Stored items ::
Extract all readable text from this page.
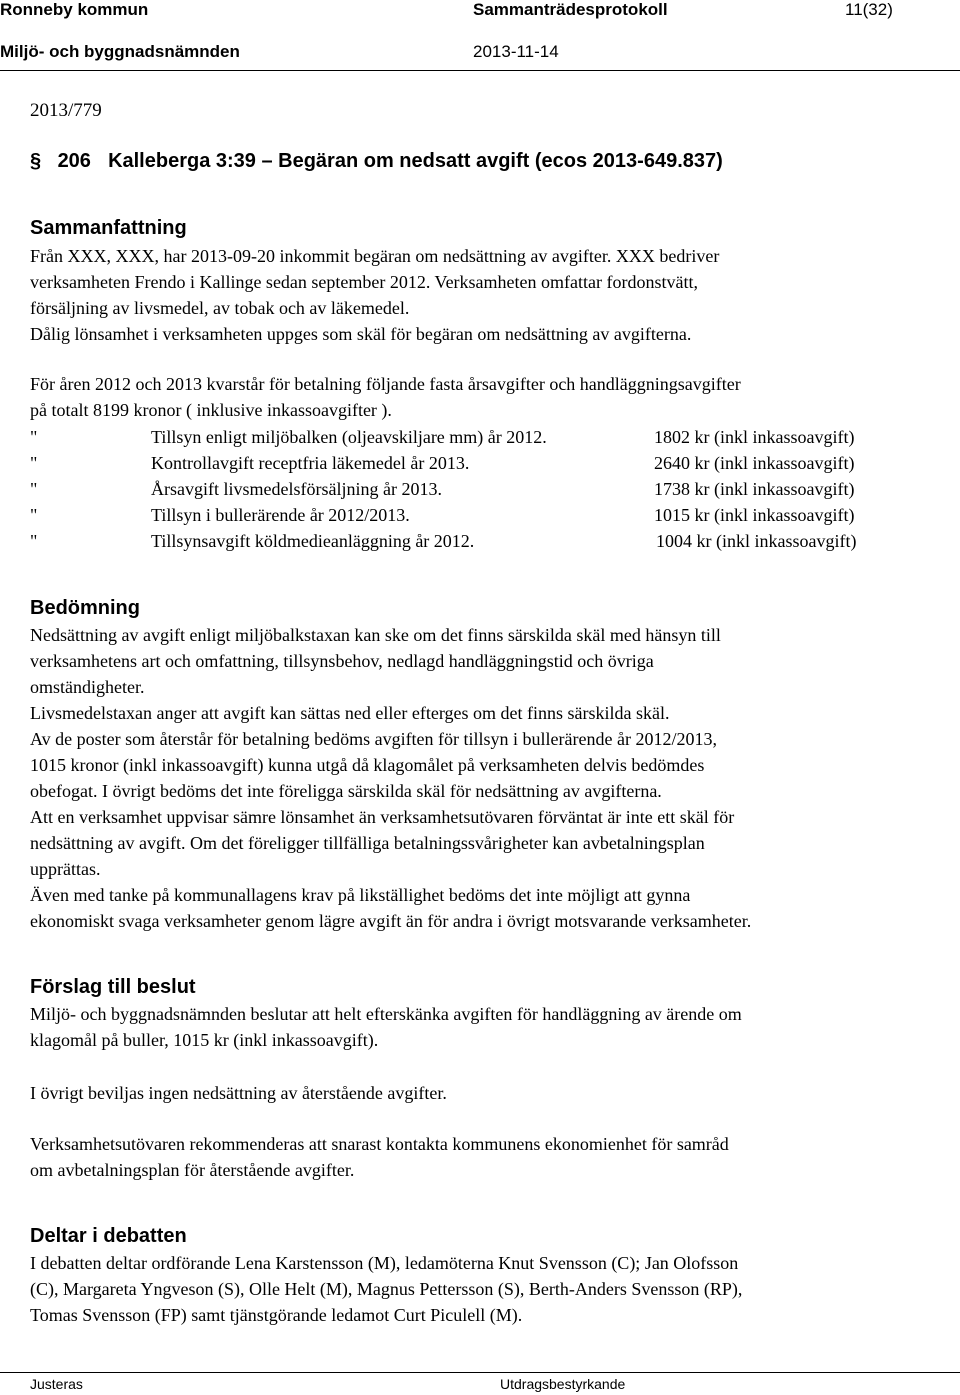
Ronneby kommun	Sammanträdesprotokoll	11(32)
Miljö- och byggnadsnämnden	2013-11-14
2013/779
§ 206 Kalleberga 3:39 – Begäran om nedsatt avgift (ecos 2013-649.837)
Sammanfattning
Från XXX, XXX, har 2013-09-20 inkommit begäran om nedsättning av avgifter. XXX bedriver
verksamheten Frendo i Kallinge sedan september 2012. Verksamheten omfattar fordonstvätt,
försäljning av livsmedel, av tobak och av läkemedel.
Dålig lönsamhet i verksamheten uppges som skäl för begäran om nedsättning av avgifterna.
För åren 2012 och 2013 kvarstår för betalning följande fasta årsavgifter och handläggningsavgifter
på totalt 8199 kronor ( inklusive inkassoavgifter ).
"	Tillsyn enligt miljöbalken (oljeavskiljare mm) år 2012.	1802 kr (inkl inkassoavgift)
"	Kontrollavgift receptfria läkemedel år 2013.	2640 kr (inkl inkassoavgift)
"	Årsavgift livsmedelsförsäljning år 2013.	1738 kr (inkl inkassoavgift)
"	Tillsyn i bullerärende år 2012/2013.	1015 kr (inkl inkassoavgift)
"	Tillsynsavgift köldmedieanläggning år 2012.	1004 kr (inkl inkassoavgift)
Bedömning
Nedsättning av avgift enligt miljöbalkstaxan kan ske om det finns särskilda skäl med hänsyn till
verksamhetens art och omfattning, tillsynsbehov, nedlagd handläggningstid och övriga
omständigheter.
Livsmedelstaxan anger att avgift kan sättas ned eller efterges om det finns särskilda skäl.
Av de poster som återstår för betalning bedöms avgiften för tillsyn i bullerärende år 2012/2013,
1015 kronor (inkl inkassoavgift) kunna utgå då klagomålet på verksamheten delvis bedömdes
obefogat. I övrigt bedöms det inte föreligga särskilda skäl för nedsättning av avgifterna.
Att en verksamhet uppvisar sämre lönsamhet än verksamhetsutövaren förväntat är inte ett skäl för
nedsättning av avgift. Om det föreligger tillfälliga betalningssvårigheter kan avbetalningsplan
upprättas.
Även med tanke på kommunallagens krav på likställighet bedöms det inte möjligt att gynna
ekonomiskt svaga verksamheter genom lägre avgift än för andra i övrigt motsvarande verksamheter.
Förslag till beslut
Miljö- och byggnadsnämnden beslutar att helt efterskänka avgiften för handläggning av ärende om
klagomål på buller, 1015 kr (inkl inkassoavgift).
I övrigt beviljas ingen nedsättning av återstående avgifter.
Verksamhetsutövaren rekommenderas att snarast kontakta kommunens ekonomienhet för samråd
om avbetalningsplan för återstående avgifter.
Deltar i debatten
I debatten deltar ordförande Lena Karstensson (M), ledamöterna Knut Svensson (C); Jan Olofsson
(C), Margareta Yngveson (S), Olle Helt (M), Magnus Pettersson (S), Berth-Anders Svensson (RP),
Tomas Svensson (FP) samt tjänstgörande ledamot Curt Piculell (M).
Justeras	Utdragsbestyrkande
...
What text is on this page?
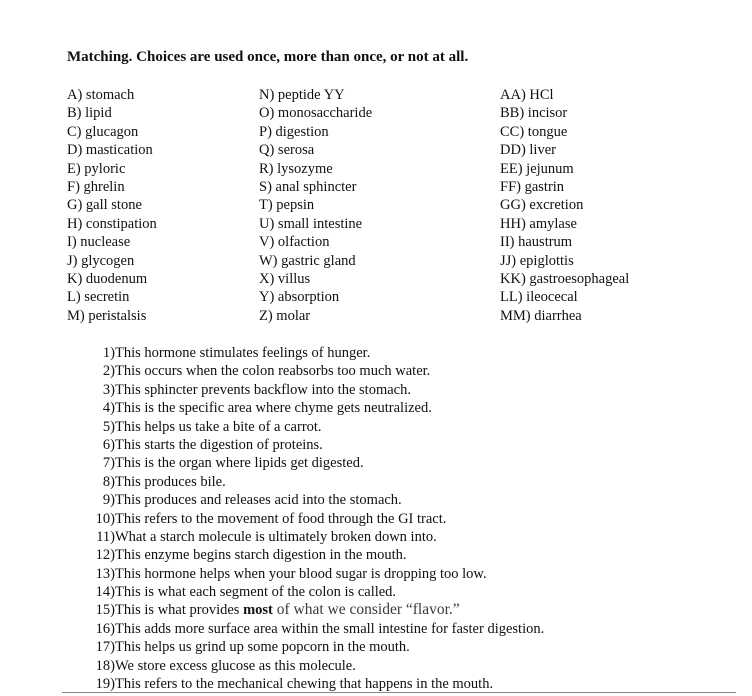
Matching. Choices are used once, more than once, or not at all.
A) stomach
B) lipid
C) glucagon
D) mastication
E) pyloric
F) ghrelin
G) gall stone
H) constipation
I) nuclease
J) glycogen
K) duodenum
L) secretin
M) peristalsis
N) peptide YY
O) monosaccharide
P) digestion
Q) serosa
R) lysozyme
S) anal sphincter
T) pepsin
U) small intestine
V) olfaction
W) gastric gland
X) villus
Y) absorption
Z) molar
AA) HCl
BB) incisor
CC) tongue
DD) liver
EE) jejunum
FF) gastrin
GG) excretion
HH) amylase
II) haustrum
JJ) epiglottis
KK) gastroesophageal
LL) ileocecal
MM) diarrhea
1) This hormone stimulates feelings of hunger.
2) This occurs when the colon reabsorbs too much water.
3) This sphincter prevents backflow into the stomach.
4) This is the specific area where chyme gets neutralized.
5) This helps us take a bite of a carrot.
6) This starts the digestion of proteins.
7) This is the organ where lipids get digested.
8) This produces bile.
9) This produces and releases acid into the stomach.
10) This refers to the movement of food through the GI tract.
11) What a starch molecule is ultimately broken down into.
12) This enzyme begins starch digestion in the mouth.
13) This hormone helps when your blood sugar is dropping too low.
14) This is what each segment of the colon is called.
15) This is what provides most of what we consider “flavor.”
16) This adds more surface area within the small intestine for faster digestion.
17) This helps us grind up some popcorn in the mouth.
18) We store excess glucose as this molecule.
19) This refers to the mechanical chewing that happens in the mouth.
--
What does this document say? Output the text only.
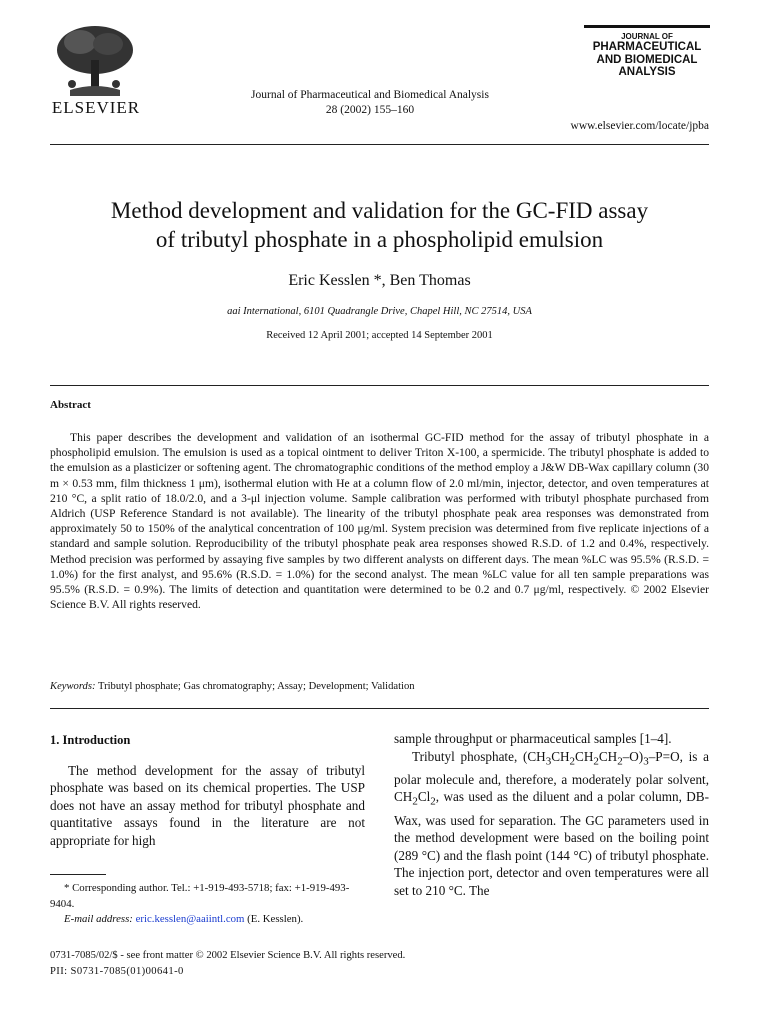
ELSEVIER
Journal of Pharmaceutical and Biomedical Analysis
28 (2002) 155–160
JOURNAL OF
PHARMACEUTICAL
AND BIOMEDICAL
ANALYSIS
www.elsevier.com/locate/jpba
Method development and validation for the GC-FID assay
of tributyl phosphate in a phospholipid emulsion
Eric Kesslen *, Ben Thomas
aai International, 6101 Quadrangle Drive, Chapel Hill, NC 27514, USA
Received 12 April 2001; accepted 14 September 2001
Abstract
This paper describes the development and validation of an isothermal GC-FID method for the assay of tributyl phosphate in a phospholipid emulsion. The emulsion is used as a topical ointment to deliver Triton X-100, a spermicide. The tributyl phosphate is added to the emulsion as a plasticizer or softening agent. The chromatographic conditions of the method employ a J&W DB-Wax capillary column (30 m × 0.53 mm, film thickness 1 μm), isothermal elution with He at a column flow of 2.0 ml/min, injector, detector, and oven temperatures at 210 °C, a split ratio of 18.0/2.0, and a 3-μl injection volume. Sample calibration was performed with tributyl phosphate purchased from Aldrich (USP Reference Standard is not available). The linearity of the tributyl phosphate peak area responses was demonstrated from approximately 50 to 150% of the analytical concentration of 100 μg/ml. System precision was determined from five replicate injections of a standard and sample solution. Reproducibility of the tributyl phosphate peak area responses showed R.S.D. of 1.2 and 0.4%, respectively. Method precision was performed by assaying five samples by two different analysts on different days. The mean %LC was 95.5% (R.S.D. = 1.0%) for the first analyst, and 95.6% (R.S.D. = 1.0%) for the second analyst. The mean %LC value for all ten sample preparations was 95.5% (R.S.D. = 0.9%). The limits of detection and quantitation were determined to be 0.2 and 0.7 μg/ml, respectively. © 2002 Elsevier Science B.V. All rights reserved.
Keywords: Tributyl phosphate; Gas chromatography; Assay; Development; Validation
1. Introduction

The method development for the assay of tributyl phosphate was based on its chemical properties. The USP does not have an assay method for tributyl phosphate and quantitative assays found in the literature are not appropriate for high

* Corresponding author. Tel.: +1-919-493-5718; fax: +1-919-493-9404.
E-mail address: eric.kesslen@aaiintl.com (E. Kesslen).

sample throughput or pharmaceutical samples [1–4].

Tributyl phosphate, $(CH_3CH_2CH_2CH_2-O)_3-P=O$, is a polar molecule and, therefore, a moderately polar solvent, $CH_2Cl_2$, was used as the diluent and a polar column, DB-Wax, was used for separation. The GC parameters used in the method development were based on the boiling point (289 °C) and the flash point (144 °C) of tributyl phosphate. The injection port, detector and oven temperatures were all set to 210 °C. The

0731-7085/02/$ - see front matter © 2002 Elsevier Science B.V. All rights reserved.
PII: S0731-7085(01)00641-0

Your instructions :: Report back each line of the entries that holds the string "lönsamhet".

Answer area ::
Dålig lönsamhet i verksamheten uppges som skäl för begäran om nedsättning av avgifterna.
Att en verksamhet uppvisar sämre lönsamhet än verksamhetsutövaren förväntat är inte ett skäl för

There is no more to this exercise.